• Task instructions:
[1] Return, word for word, the stretch of the profile of Deb Parent from "One of the best" through "counsellor in 1969.".
[2] Answer the following questions using the profile of Deb Parent:
(a) In what year did Deb come out to her Catholic school guidance counsellor?
(b) At what age did she take part in the protest against CBC's anti-LGBT ad policies?
(c) For how many years did she work with the Toronto Rape Crisis Centre?
[3] Continue the profile of Deb Parent, beginning after its final sentence.

One of the best ways to begin understanding something too complex to define is by distinguishing what it is not. So who isn’t Deb Parent? She isn’t indifferent – not crass, nor ordinary. So who is she.
Co-organizing the Toronto Women’s March in objection to the election of Donald Trump in January 2017 was not Deb Parent’s first rodeo, so to speak. It wasn’t her second… Or even third. If you ask, activism became a part of Deb’s life as a 12 year-old coming out to her Catholic school guidance counsellor in 1969.
“It was my first act of speaking out and speaking my truth,” Deb says through her hands free, driving home for the weekend on a late Friday morning in October.
Whether it was her vibrant voice or the fact that it was the day after National Coming Out Day, it was clear that she was proud to share her story with me – and as a lifelong activist she had every reason to be.
“No one who came out was unchanged,” Deb tells me, looking back on Toronto Women’s March. It made activists out of a lot of people. Even as one of the organizers Deb was impacted by not only the number of people, but who the people were – even children. Children just like she once was, speaking their truths.
After coming out at such a young age, Deb soon became active within the LGBT community, taking part in a protest against CBC’s anti-LGBT ad policies at the age of 19.
As an Ottawa native protesting on Parliament Hill, speaking out for the rights of her community, Deb began her active career as a political agitator and advocate. “Softening around the edges does not change people’s lives,” she says, and her resume shows it: 20 years of work with Toronto Rape Crisis Centre, Dyke and Trans self-defense instructor, 2007 City of Toronto Pride Award, 2016 Inspire Lifetime Award, LGBT advocate, NDP Campaign Organizer, Toronto Women’s March organizer and, of course, a hobby DJ.
Yes, Deb is a kind and enthusiastic person, but that doesn’t stop her from being a voice above the rest in terms of political change.

• Given data:
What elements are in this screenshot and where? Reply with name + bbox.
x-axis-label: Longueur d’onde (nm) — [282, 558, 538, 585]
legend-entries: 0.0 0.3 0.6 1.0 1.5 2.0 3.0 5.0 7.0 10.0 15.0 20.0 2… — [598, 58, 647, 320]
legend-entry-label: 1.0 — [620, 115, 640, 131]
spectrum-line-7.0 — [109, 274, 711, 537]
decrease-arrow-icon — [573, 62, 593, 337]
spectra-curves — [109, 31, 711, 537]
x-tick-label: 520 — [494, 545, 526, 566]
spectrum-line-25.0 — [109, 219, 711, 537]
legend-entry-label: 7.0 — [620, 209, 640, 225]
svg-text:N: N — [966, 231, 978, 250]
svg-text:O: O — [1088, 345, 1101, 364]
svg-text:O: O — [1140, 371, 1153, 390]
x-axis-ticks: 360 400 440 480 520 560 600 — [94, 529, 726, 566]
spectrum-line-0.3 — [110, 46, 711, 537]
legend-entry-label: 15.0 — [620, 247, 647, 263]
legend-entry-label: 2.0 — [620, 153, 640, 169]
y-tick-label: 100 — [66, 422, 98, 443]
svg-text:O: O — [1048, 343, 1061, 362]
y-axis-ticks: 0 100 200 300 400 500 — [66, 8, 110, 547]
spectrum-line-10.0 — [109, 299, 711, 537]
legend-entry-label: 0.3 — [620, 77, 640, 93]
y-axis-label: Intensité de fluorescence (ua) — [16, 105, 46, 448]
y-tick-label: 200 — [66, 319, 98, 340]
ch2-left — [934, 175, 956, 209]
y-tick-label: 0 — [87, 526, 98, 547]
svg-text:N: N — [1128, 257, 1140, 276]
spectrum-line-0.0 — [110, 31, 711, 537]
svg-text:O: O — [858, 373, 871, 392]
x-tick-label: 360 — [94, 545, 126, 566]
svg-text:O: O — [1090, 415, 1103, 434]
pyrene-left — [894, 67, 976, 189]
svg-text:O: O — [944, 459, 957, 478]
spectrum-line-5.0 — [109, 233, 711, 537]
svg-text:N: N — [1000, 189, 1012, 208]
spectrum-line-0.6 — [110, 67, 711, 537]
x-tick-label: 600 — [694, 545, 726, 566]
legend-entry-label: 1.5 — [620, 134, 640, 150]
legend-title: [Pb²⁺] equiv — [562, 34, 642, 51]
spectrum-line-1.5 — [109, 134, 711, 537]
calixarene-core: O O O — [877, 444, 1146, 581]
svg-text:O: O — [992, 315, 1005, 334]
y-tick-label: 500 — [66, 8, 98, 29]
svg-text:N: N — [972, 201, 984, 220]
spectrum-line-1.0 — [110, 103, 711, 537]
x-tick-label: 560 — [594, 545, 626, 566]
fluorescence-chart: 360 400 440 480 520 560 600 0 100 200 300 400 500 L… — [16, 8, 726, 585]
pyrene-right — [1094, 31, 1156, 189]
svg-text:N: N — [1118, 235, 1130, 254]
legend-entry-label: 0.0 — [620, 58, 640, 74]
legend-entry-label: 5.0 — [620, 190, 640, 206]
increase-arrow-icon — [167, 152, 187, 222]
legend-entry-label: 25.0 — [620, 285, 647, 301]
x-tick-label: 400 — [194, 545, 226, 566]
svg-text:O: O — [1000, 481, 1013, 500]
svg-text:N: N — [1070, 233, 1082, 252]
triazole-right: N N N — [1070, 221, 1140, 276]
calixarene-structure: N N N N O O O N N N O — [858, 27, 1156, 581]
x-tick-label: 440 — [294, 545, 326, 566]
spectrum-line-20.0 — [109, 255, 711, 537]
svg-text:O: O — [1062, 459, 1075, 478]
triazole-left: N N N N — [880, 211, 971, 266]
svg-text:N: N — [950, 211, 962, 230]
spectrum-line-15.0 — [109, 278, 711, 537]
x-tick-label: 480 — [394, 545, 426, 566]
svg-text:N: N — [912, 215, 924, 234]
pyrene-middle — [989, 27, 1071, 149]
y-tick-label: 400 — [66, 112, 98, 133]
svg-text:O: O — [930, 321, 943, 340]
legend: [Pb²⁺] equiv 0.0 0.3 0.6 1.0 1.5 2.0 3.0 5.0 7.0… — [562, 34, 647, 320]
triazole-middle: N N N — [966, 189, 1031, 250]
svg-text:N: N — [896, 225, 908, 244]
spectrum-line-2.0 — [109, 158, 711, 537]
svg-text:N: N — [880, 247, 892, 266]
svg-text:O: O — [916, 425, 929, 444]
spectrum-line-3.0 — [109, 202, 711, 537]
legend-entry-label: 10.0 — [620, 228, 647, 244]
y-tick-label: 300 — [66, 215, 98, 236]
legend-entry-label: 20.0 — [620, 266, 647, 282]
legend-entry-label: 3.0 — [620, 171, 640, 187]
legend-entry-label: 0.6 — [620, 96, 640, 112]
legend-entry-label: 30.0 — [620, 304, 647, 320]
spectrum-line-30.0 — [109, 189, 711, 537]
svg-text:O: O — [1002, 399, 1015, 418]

• Answer set:
[1]
One of the best ways to begin understanding something too complex to define is by distinguishing what it is not. So who isn’t Deb Parent? She isn’t indifferent – not crass, nor ordinary. So who is she.
Co-organizing the Toronto Women’s March in objection to the election of Donald Trump in January 2017 was not Deb Parent’s first rodeo, so to speak. It wasn’t her second… Or even third. If you ask, activism became a part of Deb’s life as a 12 year-old coming out to her Catholic school guidance counsellor in 1969.

[2]
(a) 1969
(b) 19
(c) 20 years

[3]
“I hope this is the patriarchy’s last stand,” says Deb, referring to a need for more opportunities to put women in positions of power where their voices can be heard. She knows that people feel ripped off by social change and that putting the status quo on its head is scary, but in Deb’s words, “no matter who we are, we are all getting screwed and the earth is getting screwed,” but if we want change, the power rests in our hands.
In Ontario we have seen Provincial Progressive Conservative Leader Doug Ford come into power and immediately put limits on sex education, slash Toronto City Hall in half and march in step with current American politics. Looking back on a time when Torontonians questioned the relevance of a Women’s March considering the borders between Canadian and American politics, Deb knows that it is important to make it clear why a Women’s March is still needed. “We are still trying to make our voices heard.”
Rather than allow opposition to dampen the conversation, Deb used the opportunity to talk about all of the good that has grown since the march. There has been a dramatic change towards understanding policies and electoral procedures and diversity in politics is growing. The social changes marked by the Women’s March have encouraged people to enter politics and activism – people, Deb points out, who would not have been there before or wouldn’t have been on the radar. Women, queer people and people of colour are all validated by coming together. People marched with their values, she explains, and it seems that has carried on much further than the 2017 demonstration.
There is room for all of us. “The act of democracy is to be able to take to the streets and vote and believe that it matters,” Deb says.
To the seasoned activist, speaking out is the point of her work and is about differences as much as it is about similarities. There is room for everyone to have their voices heard.
But if Deb Parent is an activist, who does she speak out for?
She does it for herself.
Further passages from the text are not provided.